From the entries below, return every line that includes the word "Jessica".

── DATA TO USE

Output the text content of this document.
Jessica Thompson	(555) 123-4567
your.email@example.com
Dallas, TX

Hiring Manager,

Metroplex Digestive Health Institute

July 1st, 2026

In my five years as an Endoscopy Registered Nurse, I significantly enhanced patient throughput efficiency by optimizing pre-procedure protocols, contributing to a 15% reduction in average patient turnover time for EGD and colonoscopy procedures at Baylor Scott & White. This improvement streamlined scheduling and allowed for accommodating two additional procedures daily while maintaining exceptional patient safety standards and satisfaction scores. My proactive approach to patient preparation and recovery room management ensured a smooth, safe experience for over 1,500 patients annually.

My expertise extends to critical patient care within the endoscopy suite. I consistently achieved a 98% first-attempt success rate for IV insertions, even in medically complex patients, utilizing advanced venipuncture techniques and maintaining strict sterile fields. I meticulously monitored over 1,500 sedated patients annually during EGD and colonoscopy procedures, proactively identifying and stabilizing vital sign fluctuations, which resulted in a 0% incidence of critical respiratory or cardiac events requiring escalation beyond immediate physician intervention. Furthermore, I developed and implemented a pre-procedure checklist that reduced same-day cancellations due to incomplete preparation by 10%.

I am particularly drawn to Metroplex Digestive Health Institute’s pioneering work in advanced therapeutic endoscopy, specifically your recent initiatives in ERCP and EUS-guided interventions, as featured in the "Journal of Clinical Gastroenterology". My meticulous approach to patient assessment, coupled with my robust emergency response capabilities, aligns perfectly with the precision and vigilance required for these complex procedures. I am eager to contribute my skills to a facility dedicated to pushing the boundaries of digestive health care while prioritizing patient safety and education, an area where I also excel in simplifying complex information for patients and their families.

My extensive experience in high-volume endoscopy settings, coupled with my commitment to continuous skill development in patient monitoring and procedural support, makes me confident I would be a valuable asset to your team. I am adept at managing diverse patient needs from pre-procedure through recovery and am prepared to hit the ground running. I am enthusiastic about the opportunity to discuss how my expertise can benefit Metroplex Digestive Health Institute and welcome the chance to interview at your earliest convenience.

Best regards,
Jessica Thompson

────

SOLVED PROBLEM =
Jessica Thompson	(555) 123-4567
Jessica Thompson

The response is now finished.